=== Problem to work on ===
Quote the whole listing word for word. Do not include the pictures.

.....

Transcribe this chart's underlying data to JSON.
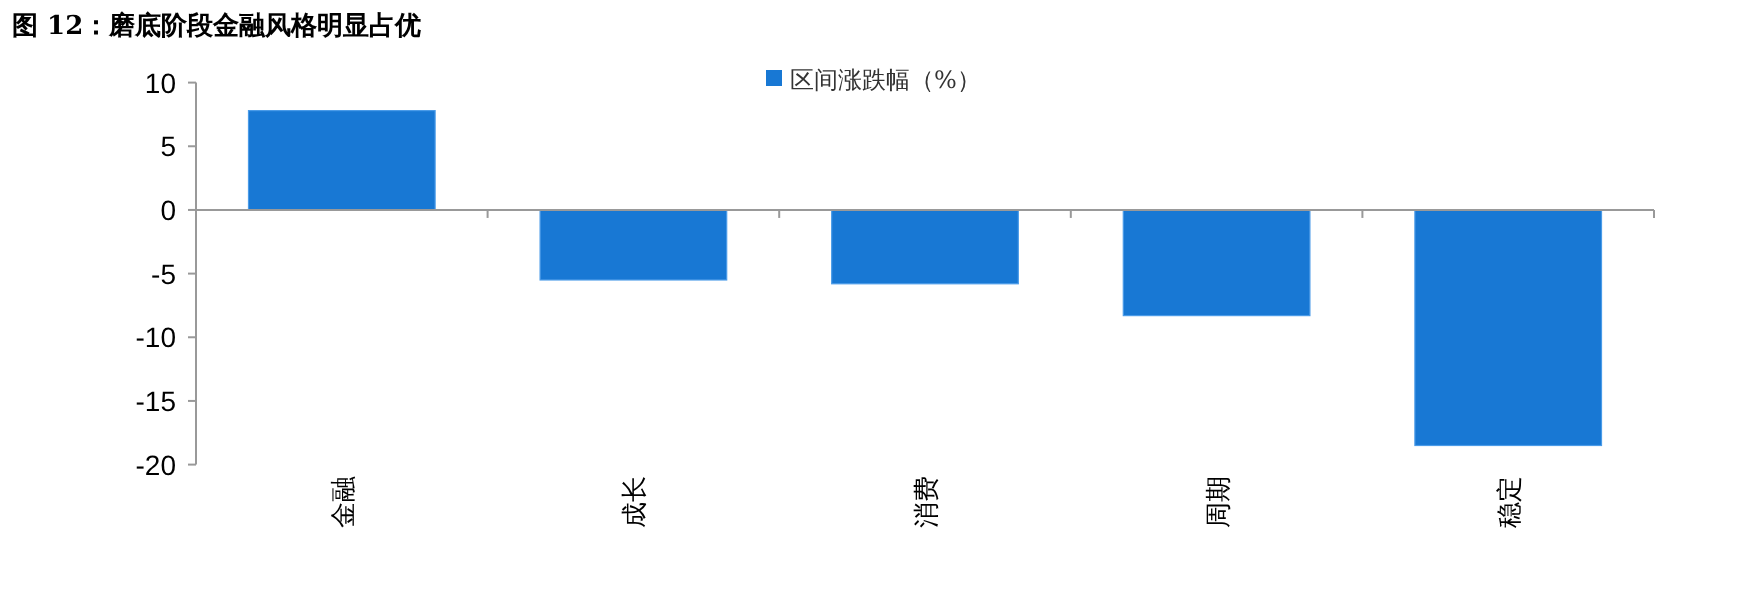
{
  "chart_data": {
    "type": "bar",
    "title": "图 12：磨底阶段金融风格明显占优",
    "categories": [
      "金融",
      "成长",
      "消费",
      "周期",
      "稳定"
    ],
    "series": [
      {
        "name": "区间涨跌幅（%）",
        "color": "#1878d4",
        "values": [
          7.8,
          -5.5,
          -5.8,
          -8.3,
          -18.5
        ]
      }
    ],
    "ylim": [
      -20,
      10
    ],
    "yticks": [
      -20,
      -15,
      -10,
      -5,
      0,
      5,
      10
    ],
    "legend": "top"
  }
}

.....

=== Complete response ===
Transcribe this chart's underlying data to JSON.
{
  "chart_data": {
    "type": "bar",
    "title": "图 12：磨底阶段金融风格明显占优",
    "categories": [
      "金融",
      "成长",
      "消费",
      "周期",
      "稳定"
    ],
    "series": [
      {
        "name": "区间涨跌幅（%）",
        "color": "#1878d4",
        "values": [
          7.8,
          -5.5,
          -5.8,
          -8.3,
          -18.5
        ]
      }
    ],
    "ylim": [
      -20,
      10
    ],
    "yticks": [
      -20,
      -15,
      -10,
      -5,
      0,
      5,
      10
    ],
    "legend": "top"
  }
}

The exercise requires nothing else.